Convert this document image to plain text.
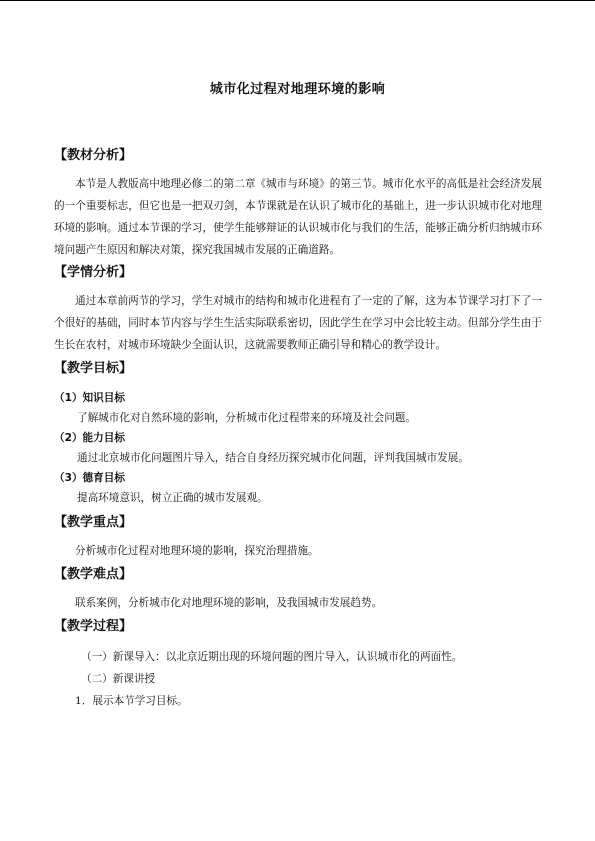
城市化过程对地理环境的影响
【教材分析】

本节是人教版高中地理必修二的第二章《城市与环境》的第三节。城市化水平的高低是社会经济发展的一个重要标志，但它也是一把双刃剑，本节课就是在认识了城市化的基础上，进一步认识城市化对地理环境的影响。通过本节课的学习，使学生能够辩证的认识城市化与我们的生活，能够正确分析归纳城市环境问题产生原因和解决对策，探究我国城市发展的正确道路。

【学情分析】

通过本章前两节的学习，学生对城市的结构和城市化进程有了一定的了解，这为本节课学习打下了一个很好的基础，同时本节内容与学生生活实际联系密切，因此学生在学习中会比较主动。但部分学生由于生长在农村，对城市环境缺少全面认识，这就需要教师正确引导和精心的教学设计。

【教学目标】
（1）知识目标

了解城市化对自然环境的影响，分析城市化过程带来的环境及社会问题。

（2）能力目标

通过北京城市化问题图片导入，结合自身经历探究城市化问题，评判我国城市发展。

（3）德育目标

提高环境意识，树立正确的城市发展观。

【教学重点】

分析城市化过程对地理环境的影响，探究治理措施。

【教学难点】

联系案例，分析城市化对地理环境的影响，及我国城市发展趋势。

【教学过程】

（一）新课导入：以北京近期出现的环境问题的图片导入，认识城市化的两面性。

（二）新课讲授

1．展示本节学习目标。
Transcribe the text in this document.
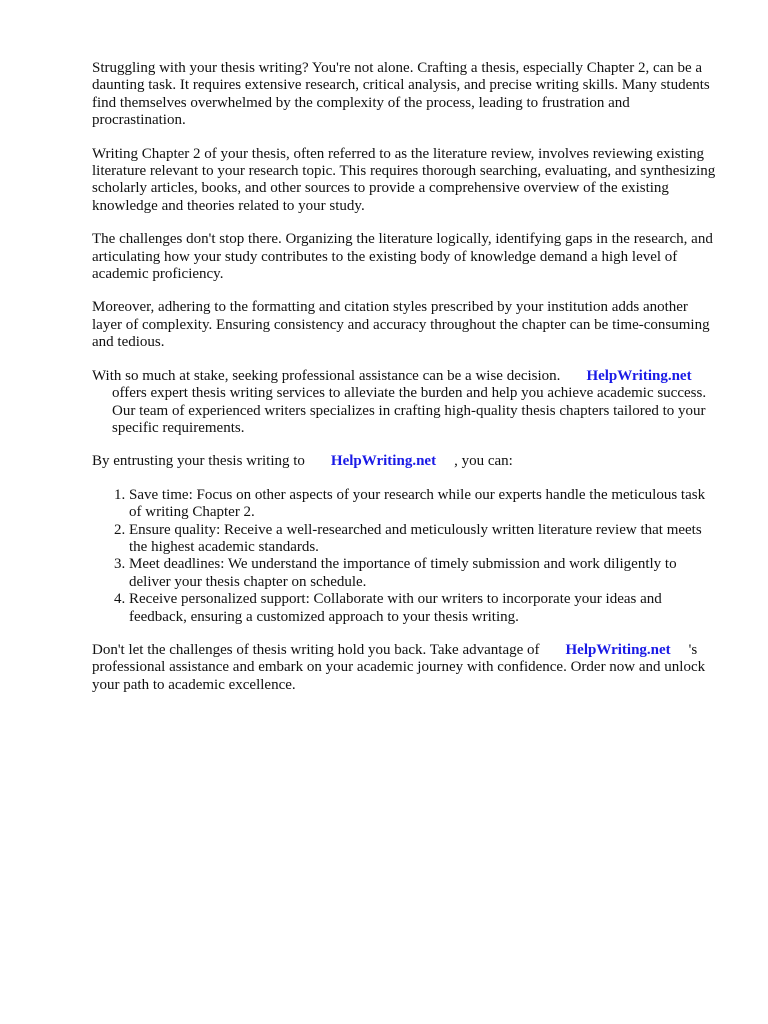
Struggling with your thesis writing? You're not alone. Crafting a thesis, especially Chapter 2, can be a daunting task. It requires extensive research, critical analysis, and precise writing skills. Many students find themselves overwhelmed by the complexity of the process, leading to frustration and procrastination.

Writing Chapter 2 of your thesis, often referred to as the literature review, involves reviewing existing literature relevant to your research topic. This requires thorough searching, evaluating, and synthesizing scholarly articles, books, and other sources to provide a comprehensive overview of the existing knowledge and theories related to your study.

The challenges don't stop there. Organizing the literature logically, identifying gaps in the research, and articulating how your study contributes to the existing body of knowledge demand a high level of academic proficiency.

Moreover, adhering to the formatting and citation styles prescribed by your institution adds another layer of complexity. Ensuring consistency and accuracy throughout the chapter can be time-consuming and tedious.

With so much at stake, seeking professional assistance can be a wise decision. HelpWriting.net
offers expert thesis writing services to alleviate the burden and help you achieve academic success. Our team of experienced writers specializes in crafting high-quality thesis chapters tailored to your specific requirements.

By entrusting your thesis writing to HelpWriting.net , you can:

1. Save time: Focus on other aspects of your research while our experts handle the meticulous task of writing Chapter 2.
2. Ensure quality: Receive a well-researched and meticulously written literature review that meets the highest academic standards.
3. Meet deadlines: We understand the importance of timely submission and work diligently to deliver your thesis chapter on schedule.
4. Receive personalized support: Collaborate with our writers to incorporate your ideas and feedback, ensuring a customized approach to your thesis writing.

Don't let the challenges of thesis writing hold you back. Take advantage of HelpWriting.net 's professional assistance and embark on your academic journey with confidence. Order now and unlock your path to academic excellence.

-*-

GIVEN TASK -> Collect the lines that hold "assistance".

SOLUTION TO THIS EXERCISE ->
With so much at stake, seeking professional assistance can be a wise decision. HelpWriting.net
Don't let the challenges of thesis writing hold you back. Take advantage of HelpWriting.net 's professional assistance and embark on your academic journey with confidence. Order now and unlock your path to academic excellence.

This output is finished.